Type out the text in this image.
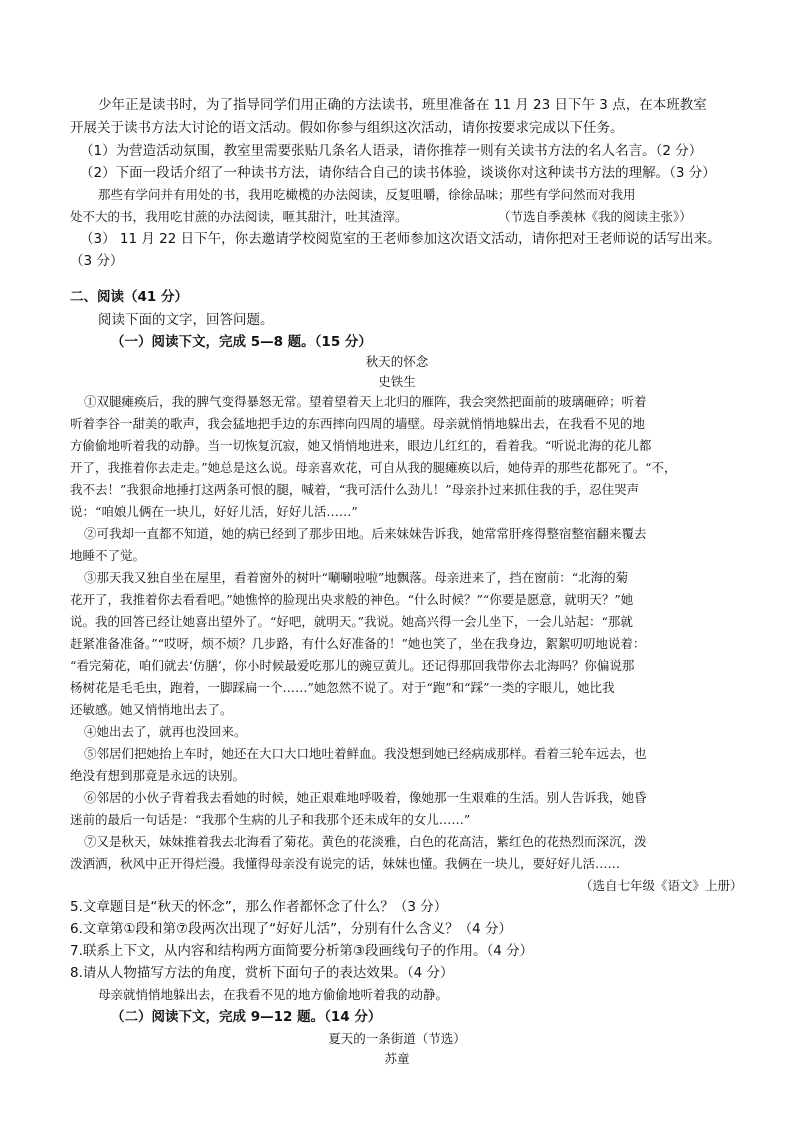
少年正是读书时，为了指导同学们用正确的方法读书，班里准备在 11 月 23 日下午 3 点，在本班教室
开展关于读书方法大讨论的语文活动。假如你参与组织这次活动，请你按要求完成以下任务。
（1）为营造活动氛围，教室里需要张贴几条名人语录，请你推荐一则有关读书方法的名人名言。（2 分）
（2）下面一段话介绍了一种读书方法，请你结合自己的读书体验，谈谈你对这种读书方法的理解。（3 分）
那些有学问并有用处的书，我用吃橄榄的办法阅读，反复咀嚼，徐徐品味；那些有学问然而对我用
处不大的书，我用吃甘蔗的办法阅读，咂其甜汁，吐其渣滓。	（节选自季羡林《我的阅读主张》）
（3） 11 月 22 日下午，你去邀请学校阅览室的王老师参加这次语文活动，请你把对王老师说的话写出来。
（3 分）
二、阅读（41 分）
阅读下面的文字，回答问题。
（一）阅读下文，完成 5—8 题。（15 分）
秋天的怀念
史铁生
①双腿瘫痪后，我的脾气变得暴怒无常。望着望着天上北归的雁阵，我会突然把面前的玻璃砸碎；听着
听着李谷一甜美的歌声，我会猛地把手边的东西摔向四周的墙壁。母亲就悄悄地躲出去，在我看不见的地
方偷偷地听着我的动静。当一切恢复沉寂，她又悄悄地进来，眼边儿红红的，看着我。“听说北海的花儿都
开了，我推着你去走走。”她总是这么说。母亲喜欢花，可自从我的腿瘫痪以后，她侍弄的那些花都死了。“不，
我不去！”我狠命地捶打这两条可恨的腿，喊着，“我可活什么劲儿！”母亲扑过来抓住我的手，忍住哭声
说：“咱娘儿俩在一块儿，好好儿活，好好儿活……”
②可我却一直都不知道，她的病已经到了那步田地。后来妹妹告诉我，她常常肝疼得整宿整宿翻来覆去
地睡不了觉。
③那天我又独自坐在屋里，看着窗外的树叶“唰唰啦啦”地飘落。母亲进来了，挡在窗前：“北海的菊
花开了，我推着你去看看吧。”她憔悴的脸现出央求般的神色。“什么时候？”“你要是愿意，就明天？”她
说。我的回答已经让她喜出望外了。“好吧，就明天。”我说。她高兴得一会儿坐下，一会儿站起：“那就
赶紧准备准备。”“哎呀，烦不烦？几步路，有什么好准备的！”她也笑了，坐在我身边，絮絮叨叨地说着：
“看完菊花，咱们就去‘仿膳’，你小时候最爱吃那儿的豌豆黄儿。还记得那回我带你去北海吗？你偏说那
杨树花是毛毛虫，跑着，一脚踩扁一个……”她忽然不说了。对于“跑”和“踩”一类的字眼儿，她比我
还敏感。她又悄悄地出去了。
④她出去了，就再也没回来。
⑤邻居们把她抬上车时，她还在大口大口地吐着鲜血。我没想到她已经病成那样。看着三轮车远去，也
绝没有想到那竟是永远的诀别。
⑥邻居的小伙子背着我去看她的时候，她正艰难地呼吸着，像她那一生艰难的生活。别人告诉我，她昏
迷前的最后一句话是：“我那个生病的儿子和我那个还未成年的女儿……”
⑦又是秋天，妹妹推着我去北海看了菊花。黄色的花淡雅，白色的花高洁，紫红色的花热烈而深沉，泼
泼洒洒，秋风中正开得烂漫。我懂得母亲没有说完的话，妹妹也懂。我俩在一块儿，要好好儿活……
（选自七年级《语文》上册）
5.文章题目是“秋天的怀念”，那么作者都怀念了什么？（3 分）
6.文章第①段和第⑦段两次出现了“好好儿活”，分别有什么含义？（4 分）
7.联系上下文，从内容和结构两方面简要分析第③段画线句子的作用。（4 分）
8.请从人物描写方法的角度，赏析下面句子的表达效果。（4 分）
母亲就悄悄地躲出去，在我看不见的地方偷偷地听着我的动静。
（二）阅读下文，完成 9—12 题。（14 分）
夏天的一条街道（节选）
苏童
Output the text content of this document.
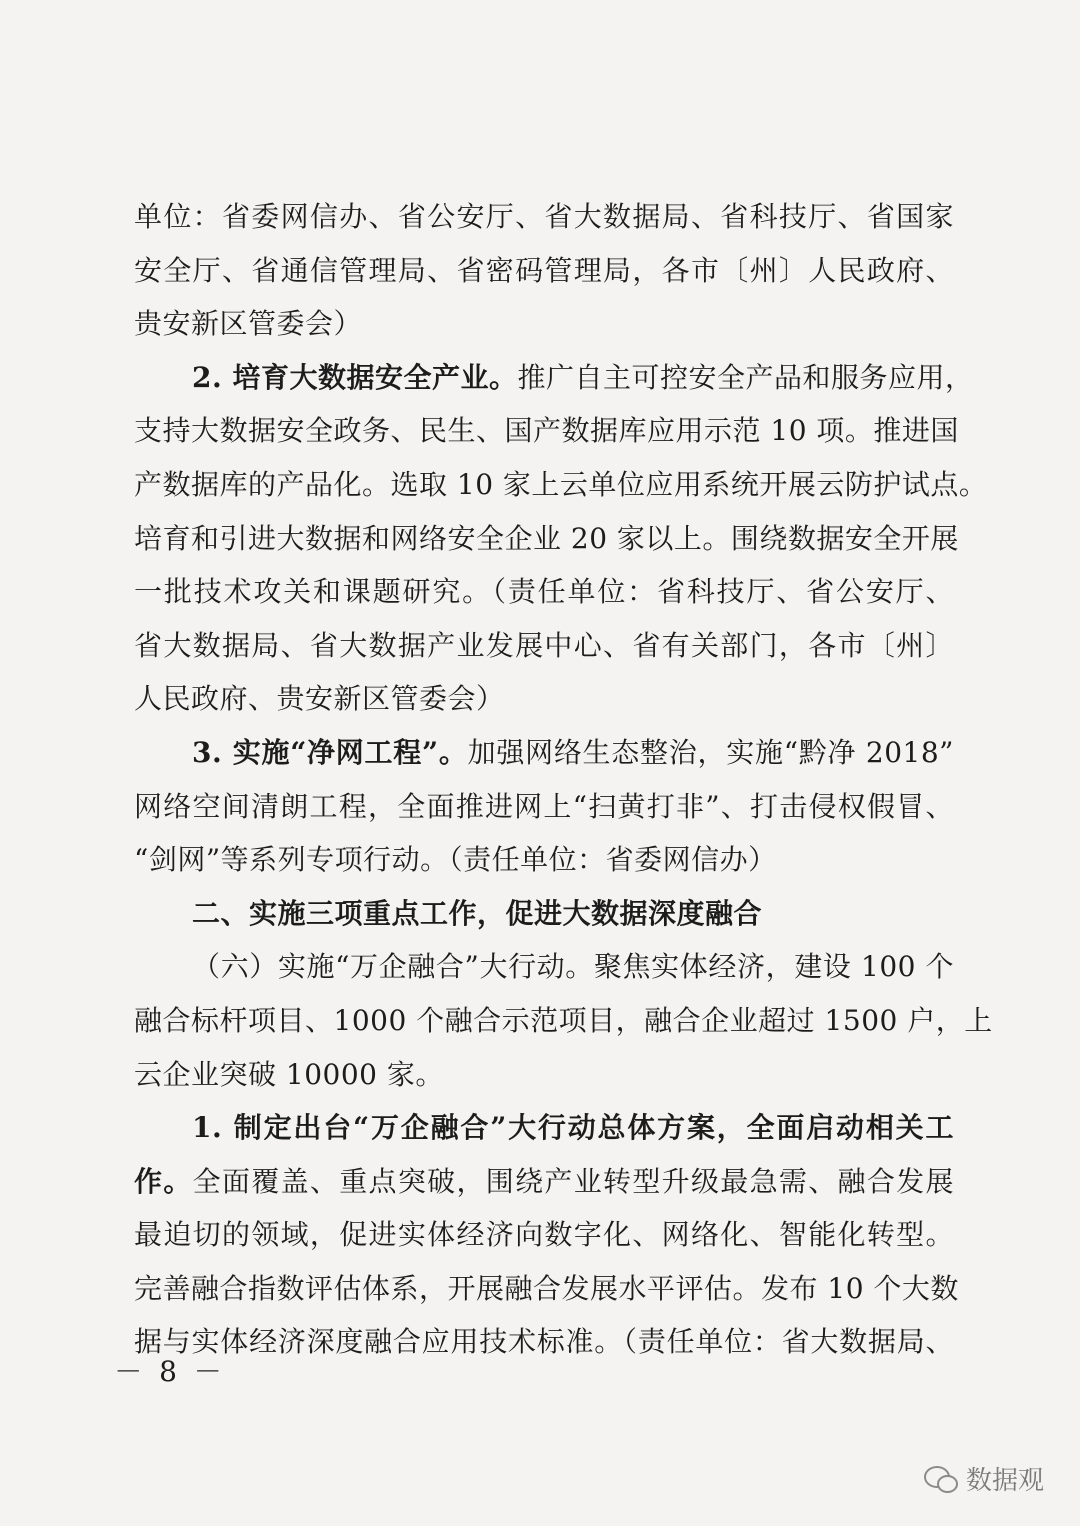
单位：省委网信办、省公安厅、省大数据局、省科技厅、省国家
安全厅、省通信管理局、省密码管理局，各市〔州〕人民政府、
贵安新区管委会）
2. 培育大数据安全产业。推广自主可控安全产品和服务应用，
支持大数据安全政务、民生、国产数据库应用示范 10 项。推进国
产数据库的产品化。选取 10 家上云单位应用系统开展云防护试点。
培育和引进大数据和网络安全企业 20 家以上。围绕数据安全开展
一批技术攻关和课题研究。（责任单位：省科技厅、省公安厅、
省大数据局、省大数据产业发展中心、省有关部门，各市〔州〕
人民政府、贵安新区管委会）
3. 实施“净网工程”。加强网络生态整治，实施“黔净 2018”
网络空间清朗工程，全面推进网上“扫黄打非”、打击侵权假冒、
“剑网”等系列专项行动。（责任单位：省委网信办）
二、实施三项重点工作，促进大数据深度融合
（六）实施“万企融合”大行动。聚焦实体经济，建设 100 个
融合标杆项目、1000 个融合示范项目，融合企业超过 1500 户，上
云企业突破 10000 家。
1. 制定出台“万企融合”大行动总体方案，全面启动相关工
作。全面覆盖、重点突破，围绕产业转型升级最急需、融合发展
最迫切的领域，促进实体经济向数字化、网络化、智能化转型。
完善融合指数评估体系，开展融合发展水平评估。发布 10 个大数
据与实体经济深度融合应用技术标准。（责任单位：省大数据局、
－ 8 －
数据观
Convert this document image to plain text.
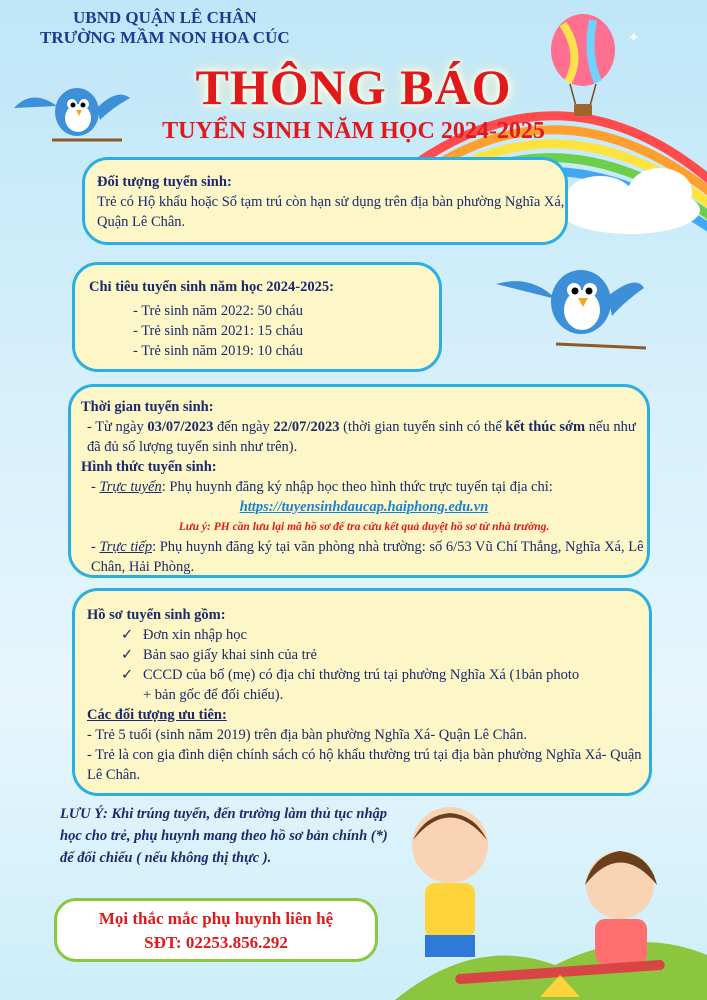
✦
UBND QUẬN LÊ CHÂN
TRƯỜNG MẦM NON HOA CÚC
THÔNG BÁO
TUYỂN SINH NĂM HỌC 2024-2025
Đối tượng tuyển sinh:
Trẻ có Hộ khẩu hoặc Sổ tạm trú còn hạn sử dụng trên địa bàn phường Nghĩa Xá, Quận Lê Chân.
Chỉ tiêu tuyển sinh năm học 2024-2025:
- Trẻ sinh năm 2022: 50 cháu
- Trẻ sinh năm 2021: 15 cháu
- Trẻ sinh năm 2019: 10 cháu
Thời gian tuyển sinh:
- Từ ngày 03/07/2023 đến ngày 22/07/2023 (thời gian tuyển sinh có thể kết thúc sớm nếu như đã đủ số lượng tuyển sinh như trên).
Hình thức tuyển sinh:
- Trực tuyến: Phụ huynh đăng ký nhập học theo hình thức trực tuyến tại địa chỉ:
https://tuyensinhdaucap.haiphong.edu.vn
Lưu ý: PH cần lưu lại mã hồ sơ để tra cứu kết quả duyệt hồ sơ từ nhà trường.
- Trực tiếp: Phụ huynh đăng ký tại văn phòng nhà trường: số 6/53 Vũ Chí Thắng, Nghĩa Xá, Lê Chân, Hải Phòng.
Hồ sơ tuyển sinh gồm:
✓ Đơn xin nhập học
✓ Bản sao giấy khai sinh của trẻ
✓ CCCD của bố (mẹ) có địa chỉ thường trú tại phường Nghĩa Xá (1bản photo
+ bản gốc để đối chiếu).
Các đối tượng ưu tiên:
- Trẻ 5 tuổi (sinh năm 2019) trên địa bàn phường Nghĩa Xá- Quận Lê Chân.
- Trẻ là con gia đình diện chính sách có hộ khẩu thường trú tại địa bàn phường Nghĩa Xá- Quận Lê Chân.
LƯU Ý: Khi trúng tuyển, đến trường làm thủ tục nhập học cho trẻ, phụ huynh mang theo hồ sơ bản chính (*) để đối chiếu ( nếu không thị thực ).
Mọi thắc mắc phụ huynh liên hệ
SĐT: 02253.856.292
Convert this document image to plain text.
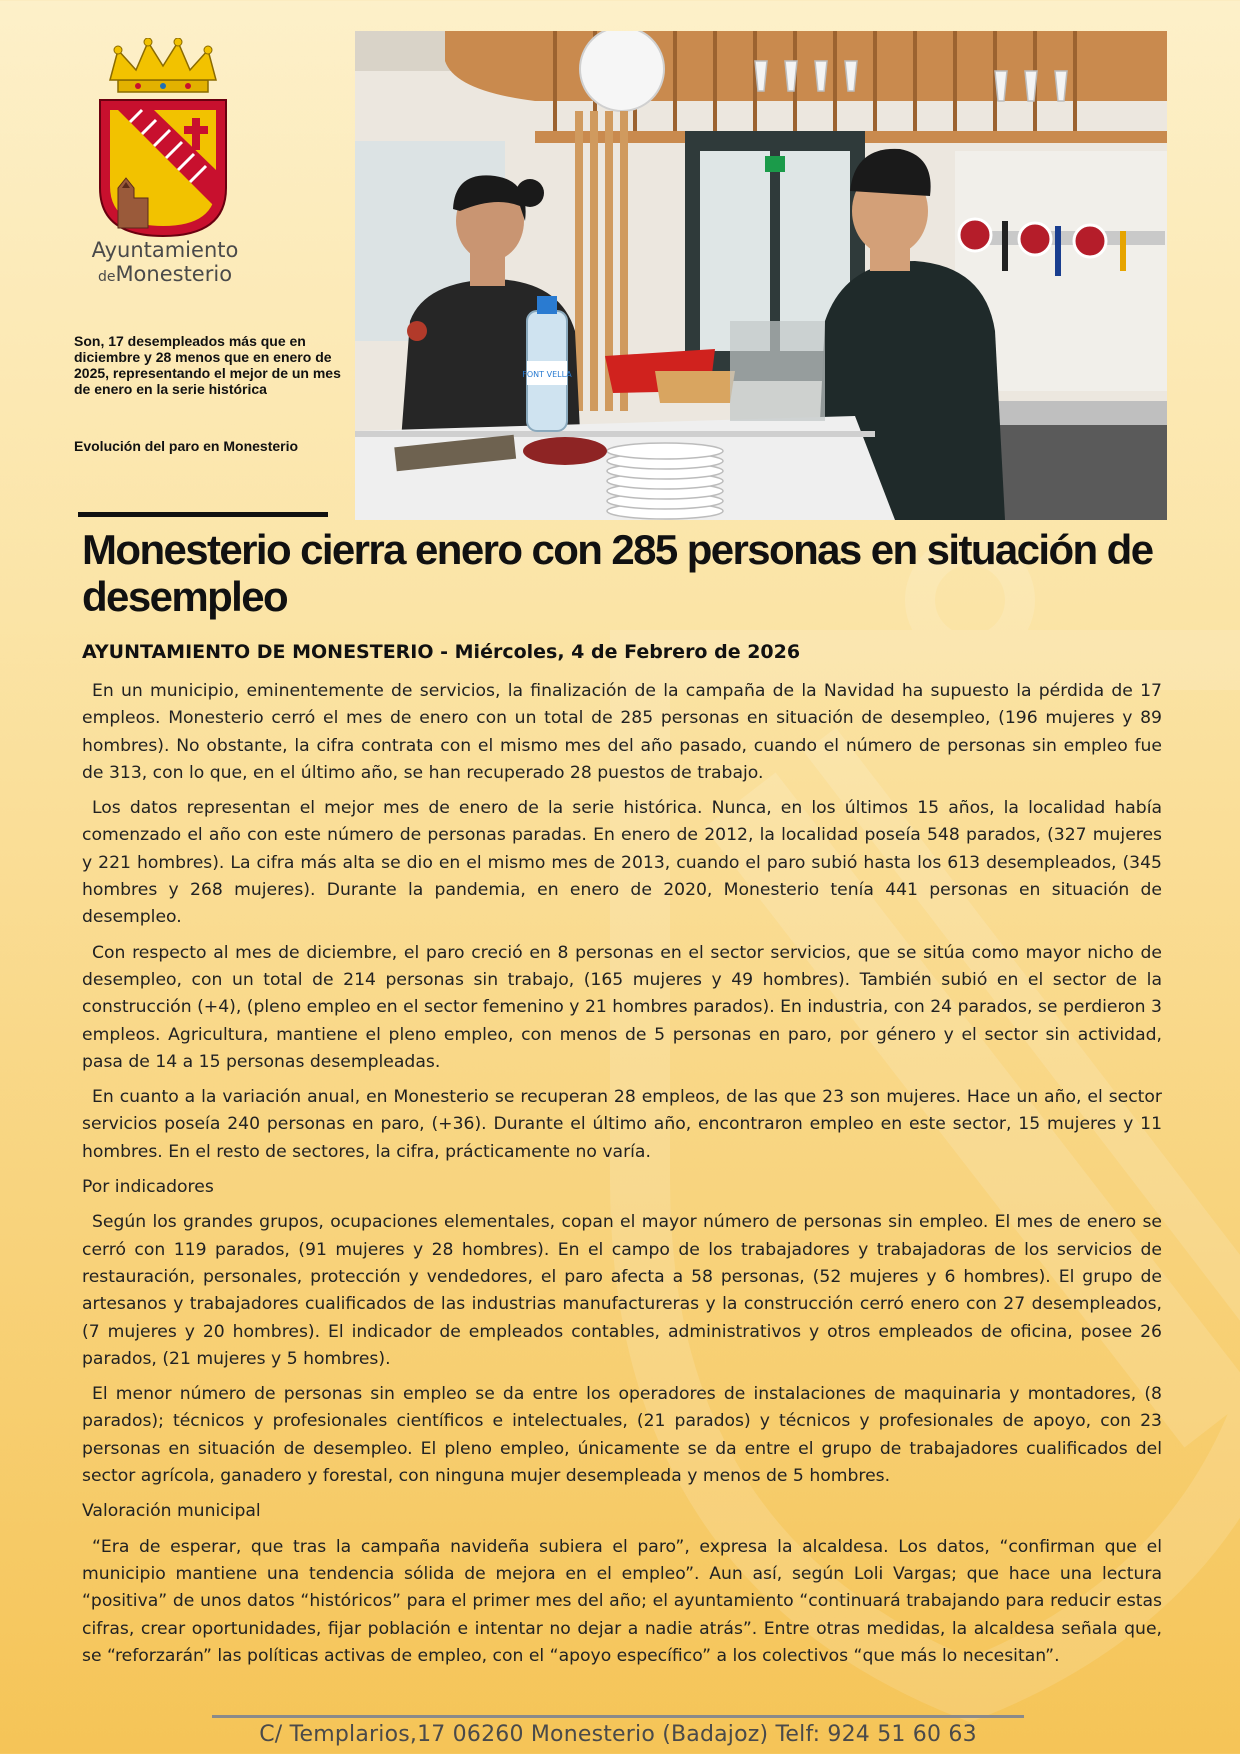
Ayuntamiento
deMonesterio
Son, 17 desempleados más que en diciembre y 28 menos que en enero de 2025, representando el mejor de un mes de enero en la serie histórica
Evolución del paro en Monesterio
FONT VELLA
Monesterio cierra enero con 285 personas en situación de desempleo
AYUNTAMIENTO DE MONESTERIO - Miércoles, 4 de Febrero de 2026

En un municipio, eminentemente de servicios, la finalización de la campaña de la Navidad ha supuesto la pérdida de 17 empleos. Monesterio cerró el mes de enero con un total de 285 personas en situación de desempleo, (196 mujeres y 89 hombres). No obstante, la cifra contrata con el mismo mes del año pasado, cuando el número de personas sin empleo fue de 313, con lo que, en el último año, se han recuperado 28 puestos de trabajo.

Los datos representan el mejor mes de enero de la serie histórica. Nunca, en los últimos 15 años, la localidad había comenzado el año con este número de personas paradas. En enero de 2012, la localidad poseía 548 parados, (327 mujeres y 221 hombres). La cifra más alta se dio en el mismo mes de 2013, cuando el paro subió hasta los 613 desempleados, (345 hombres y 268 mujeres). Durante la pandemia, en enero de 2020, Monesterio tenía 441 personas en situación de desempleo.

Con respecto al mes de diciembre, el paro creció en 8 personas en el sector servicios, que se sitúa como mayor nicho de desempleo, con un total de 214 personas sin trabajo, (165 mujeres y 49 hombres). También subió en el sector de la construcción (+4), (pleno empleo en el sector femenino y 21 hombres parados). En industria, con 24 parados, se perdieron 3 empleos. Agricultura, mantiene el pleno empleo, con menos de 5 personas en paro, por género y el sector sin actividad, pasa de 14 a 15 personas desempleadas.

En cuanto a la variación anual, en Monesterio se recuperan 28 empleos, de las que 23 son mujeres. Hace un año, el sector servicios poseía 240 personas en paro, (+36). Durante el último año, encontraron empleo en este sector, 15 mujeres y 11 hombres. En el resto de sectores, la cifra, prácticamente no varía.

Por indicadores

Según los grandes grupos, ocupaciones elementales, copan el mayor número de personas sin empleo. El mes de enero se cerró con 119 parados, (91 mujeres y 28 hombres). En el campo de los trabajadores y trabajadoras de los servicios de restauración, personales, protección y vendedores, el paro afecta a 58 personas, (52 mujeres y 6 hombres). El grupo de artesanos y trabajadores cualificados de las industrias manufactureras y la construcción cerró enero con 27 desempleados, (7 mujeres y 20 hombres). El indicador de empleados contables, administrativos y otros empleados de oficina, posee 26 parados, (21 mujeres y 5 hombres).

El menor número de personas sin empleo se da entre los operadores de instalaciones de maquinaria y montadores, (8 parados); técnicos y profesionales científicos e intelectuales, (21 parados) y técnicos y profesionales de apoyo, con 23 personas en situación de desempleo. El pleno empleo, únicamente se da entre el grupo de trabajadores cualificados del sector agrícola, ganadero y forestal, con ninguna mujer desempleada y menos de 5 hombres.

Valoración municipal

“Era de esperar, que tras la campaña navideña subiera el paro”, expresa la alcaldesa. Los datos, “confirman que el municipio mantiene una tendencia sólida de mejora en el empleo”. Aun así, según Loli Vargas; que hace una lectura “positiva” de unos datos “históricos” para el primer mes del año; el ayuntamiento “continuará trabajando para reducir estas cifras, crear oportunidades, fijar población e intentar no dejar a nadie atrás”. Entre otras medidas, la alcaldesa señala que, se “reforzarán” las políticas activas de empleo, con el “apoyo específico” a los colectivos “que más lo necesitan”.

C/ Templarios,17 06260 Monesterio (Badajoz) Telf: 924 51 60 63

________

Exercise ▸
Identify every line where the string "apoyo" appears.

Answer ▸
El menor número de personas sin empleo se da entre los operadores de instalaciones de maquinaria y montadores, (8 parados); técnicos y profesionales científicos e intelectuales, (21 parados) y técnicos y profesionales de apoyo, con 23 personas en situación de desempleo. El pleno empleo, únicamente se da entre el grupo de trabajadores cualificados del sector agrícola, ganadero y forestal, con ninguna mujer desempleada y menos de 5 hombres.
“Era de esperar, que tras la campaña navideña subiera el paro”, expresa la alcaldesa. Los datos, “confirman que el municipio mantiene una tendencia sólida de mejora en el empleo”. Aun así, según Loli Vargas; que hace una lectura “positiva” de unos datos “históricos” para el primer mes del año; el ayuntamiento “continuará trabajando para reducir estas cifras, crear oportunidades, fijar población e intentar no dejar a nadie atrás”. Entre otras medidas, la alcaldesa señala que, se “reforzarán” las políticas activas de empleo, con el “apoyo específico” a los colectivos “que más lo necesitan”.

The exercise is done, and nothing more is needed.